__WHAT IS ASKED__. Check each line below for the word "Syndrome", and copy those that have it.

+ + + + +

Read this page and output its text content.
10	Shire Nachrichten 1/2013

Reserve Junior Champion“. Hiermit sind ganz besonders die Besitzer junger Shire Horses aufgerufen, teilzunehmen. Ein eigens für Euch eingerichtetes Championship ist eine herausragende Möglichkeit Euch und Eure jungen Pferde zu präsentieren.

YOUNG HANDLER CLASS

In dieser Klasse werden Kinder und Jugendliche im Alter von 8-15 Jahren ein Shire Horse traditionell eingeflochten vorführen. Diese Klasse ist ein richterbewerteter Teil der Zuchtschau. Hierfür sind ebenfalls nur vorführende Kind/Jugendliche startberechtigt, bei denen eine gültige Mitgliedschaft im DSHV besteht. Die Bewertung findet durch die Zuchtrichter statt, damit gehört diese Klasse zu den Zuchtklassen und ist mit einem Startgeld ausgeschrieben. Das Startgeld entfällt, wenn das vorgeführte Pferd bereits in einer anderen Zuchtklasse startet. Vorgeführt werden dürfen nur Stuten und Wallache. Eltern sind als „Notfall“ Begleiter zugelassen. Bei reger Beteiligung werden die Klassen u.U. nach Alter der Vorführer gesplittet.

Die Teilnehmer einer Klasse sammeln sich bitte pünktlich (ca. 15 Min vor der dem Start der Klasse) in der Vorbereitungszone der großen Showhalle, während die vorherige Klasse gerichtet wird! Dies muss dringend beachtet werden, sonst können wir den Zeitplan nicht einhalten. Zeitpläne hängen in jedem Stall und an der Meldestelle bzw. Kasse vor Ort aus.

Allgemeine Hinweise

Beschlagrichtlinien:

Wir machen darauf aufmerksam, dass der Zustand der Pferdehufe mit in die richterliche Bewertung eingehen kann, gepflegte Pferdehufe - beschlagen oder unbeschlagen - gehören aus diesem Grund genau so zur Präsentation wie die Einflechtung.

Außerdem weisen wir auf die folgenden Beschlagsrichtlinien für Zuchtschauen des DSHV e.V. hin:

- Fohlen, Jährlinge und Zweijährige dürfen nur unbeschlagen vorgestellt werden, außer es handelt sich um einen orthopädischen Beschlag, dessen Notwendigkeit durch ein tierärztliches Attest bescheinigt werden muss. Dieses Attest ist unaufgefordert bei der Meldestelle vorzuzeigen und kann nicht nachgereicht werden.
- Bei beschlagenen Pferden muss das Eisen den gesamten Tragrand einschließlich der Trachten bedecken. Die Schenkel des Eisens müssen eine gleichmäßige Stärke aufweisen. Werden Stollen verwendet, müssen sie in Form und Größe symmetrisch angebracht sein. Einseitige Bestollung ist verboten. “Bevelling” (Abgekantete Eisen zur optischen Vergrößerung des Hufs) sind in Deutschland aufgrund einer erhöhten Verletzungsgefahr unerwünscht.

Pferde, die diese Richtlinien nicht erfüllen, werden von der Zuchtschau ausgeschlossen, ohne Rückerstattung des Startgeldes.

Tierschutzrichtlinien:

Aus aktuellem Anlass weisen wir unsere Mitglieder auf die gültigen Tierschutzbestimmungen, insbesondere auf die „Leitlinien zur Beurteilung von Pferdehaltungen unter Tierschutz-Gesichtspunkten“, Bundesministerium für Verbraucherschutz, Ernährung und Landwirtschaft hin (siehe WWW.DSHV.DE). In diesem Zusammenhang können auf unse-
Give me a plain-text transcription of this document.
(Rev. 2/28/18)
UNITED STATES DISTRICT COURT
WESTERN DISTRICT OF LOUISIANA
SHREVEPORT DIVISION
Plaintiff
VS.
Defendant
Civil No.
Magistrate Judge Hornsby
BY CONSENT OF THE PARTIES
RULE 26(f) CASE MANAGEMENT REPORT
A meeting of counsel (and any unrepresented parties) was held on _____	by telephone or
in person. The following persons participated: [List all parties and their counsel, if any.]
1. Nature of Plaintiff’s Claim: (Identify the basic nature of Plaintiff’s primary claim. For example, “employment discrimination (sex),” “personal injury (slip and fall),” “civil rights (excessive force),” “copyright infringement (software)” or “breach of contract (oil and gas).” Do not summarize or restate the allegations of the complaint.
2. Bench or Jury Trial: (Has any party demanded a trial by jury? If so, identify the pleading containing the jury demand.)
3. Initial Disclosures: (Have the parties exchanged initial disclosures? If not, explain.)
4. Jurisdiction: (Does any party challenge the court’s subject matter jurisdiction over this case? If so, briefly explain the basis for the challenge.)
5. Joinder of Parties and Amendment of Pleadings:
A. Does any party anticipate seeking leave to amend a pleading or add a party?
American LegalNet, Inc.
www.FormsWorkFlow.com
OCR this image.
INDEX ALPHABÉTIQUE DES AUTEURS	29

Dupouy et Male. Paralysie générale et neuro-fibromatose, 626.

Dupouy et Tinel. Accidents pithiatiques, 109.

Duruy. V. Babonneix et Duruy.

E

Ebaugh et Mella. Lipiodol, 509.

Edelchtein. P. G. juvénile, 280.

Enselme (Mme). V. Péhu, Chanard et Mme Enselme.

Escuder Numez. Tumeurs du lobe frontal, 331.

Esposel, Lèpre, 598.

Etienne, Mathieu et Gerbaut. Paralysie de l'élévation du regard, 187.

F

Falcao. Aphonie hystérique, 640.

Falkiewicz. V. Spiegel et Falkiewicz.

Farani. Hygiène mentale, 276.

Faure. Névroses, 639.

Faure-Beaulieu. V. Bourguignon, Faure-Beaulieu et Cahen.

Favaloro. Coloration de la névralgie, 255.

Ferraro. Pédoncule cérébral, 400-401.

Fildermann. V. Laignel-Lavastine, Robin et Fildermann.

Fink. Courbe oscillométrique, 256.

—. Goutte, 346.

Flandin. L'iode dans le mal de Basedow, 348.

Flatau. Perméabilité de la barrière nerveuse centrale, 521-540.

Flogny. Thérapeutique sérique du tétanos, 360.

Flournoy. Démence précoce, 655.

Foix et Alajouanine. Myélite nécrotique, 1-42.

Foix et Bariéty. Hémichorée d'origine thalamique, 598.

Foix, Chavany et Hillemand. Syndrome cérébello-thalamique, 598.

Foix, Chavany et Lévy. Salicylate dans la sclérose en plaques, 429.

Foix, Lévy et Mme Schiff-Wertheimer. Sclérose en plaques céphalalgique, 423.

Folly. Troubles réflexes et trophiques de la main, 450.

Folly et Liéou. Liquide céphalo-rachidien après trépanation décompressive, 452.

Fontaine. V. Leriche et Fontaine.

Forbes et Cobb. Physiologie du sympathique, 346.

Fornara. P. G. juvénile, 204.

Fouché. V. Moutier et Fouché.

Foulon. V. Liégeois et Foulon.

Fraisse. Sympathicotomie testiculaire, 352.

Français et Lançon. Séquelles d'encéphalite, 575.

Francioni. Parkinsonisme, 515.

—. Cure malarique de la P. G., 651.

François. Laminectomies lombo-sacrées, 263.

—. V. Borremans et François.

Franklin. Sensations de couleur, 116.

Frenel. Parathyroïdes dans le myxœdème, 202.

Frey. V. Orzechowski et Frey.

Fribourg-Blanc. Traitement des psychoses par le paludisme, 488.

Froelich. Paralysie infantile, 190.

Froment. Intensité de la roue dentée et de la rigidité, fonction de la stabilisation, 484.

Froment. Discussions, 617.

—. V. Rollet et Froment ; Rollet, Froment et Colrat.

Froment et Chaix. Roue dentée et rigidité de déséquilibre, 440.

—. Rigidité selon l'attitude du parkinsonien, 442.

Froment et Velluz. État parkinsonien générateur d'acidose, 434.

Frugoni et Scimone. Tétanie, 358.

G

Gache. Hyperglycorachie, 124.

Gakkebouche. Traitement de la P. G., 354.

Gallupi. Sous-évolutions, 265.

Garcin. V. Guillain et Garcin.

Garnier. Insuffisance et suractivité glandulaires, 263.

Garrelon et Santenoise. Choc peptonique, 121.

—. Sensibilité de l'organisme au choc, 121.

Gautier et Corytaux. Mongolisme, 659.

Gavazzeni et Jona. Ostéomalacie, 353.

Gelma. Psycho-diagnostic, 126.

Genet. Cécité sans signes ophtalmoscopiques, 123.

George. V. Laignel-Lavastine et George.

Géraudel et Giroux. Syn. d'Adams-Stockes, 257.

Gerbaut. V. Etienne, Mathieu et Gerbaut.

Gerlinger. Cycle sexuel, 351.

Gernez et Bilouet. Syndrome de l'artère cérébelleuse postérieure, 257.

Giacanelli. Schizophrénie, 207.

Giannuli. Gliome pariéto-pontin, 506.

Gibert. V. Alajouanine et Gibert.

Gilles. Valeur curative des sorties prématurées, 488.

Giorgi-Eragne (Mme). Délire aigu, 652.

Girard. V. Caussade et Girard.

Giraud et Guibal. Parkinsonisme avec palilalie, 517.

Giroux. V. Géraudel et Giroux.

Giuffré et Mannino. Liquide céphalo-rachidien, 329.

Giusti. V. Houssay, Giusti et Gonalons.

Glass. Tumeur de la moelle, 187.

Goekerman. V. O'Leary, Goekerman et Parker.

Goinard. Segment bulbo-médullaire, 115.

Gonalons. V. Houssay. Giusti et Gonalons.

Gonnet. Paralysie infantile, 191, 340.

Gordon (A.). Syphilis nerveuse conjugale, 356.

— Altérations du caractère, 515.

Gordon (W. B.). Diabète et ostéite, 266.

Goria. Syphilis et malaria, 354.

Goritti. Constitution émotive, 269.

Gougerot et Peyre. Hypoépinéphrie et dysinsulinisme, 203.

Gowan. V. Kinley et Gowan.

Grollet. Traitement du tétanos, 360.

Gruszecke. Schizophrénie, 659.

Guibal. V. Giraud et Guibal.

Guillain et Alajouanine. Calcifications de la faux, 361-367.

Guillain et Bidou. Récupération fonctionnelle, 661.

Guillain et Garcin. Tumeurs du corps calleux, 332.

+ + + + +

__CORRECT ANSWER__.
Foix, Chavany et Hillemand. Syndrome cérébello-thalamique, 598.
Gernez et Bilouet. Syndrome de l'artère cérébelleuse postérieure, 257.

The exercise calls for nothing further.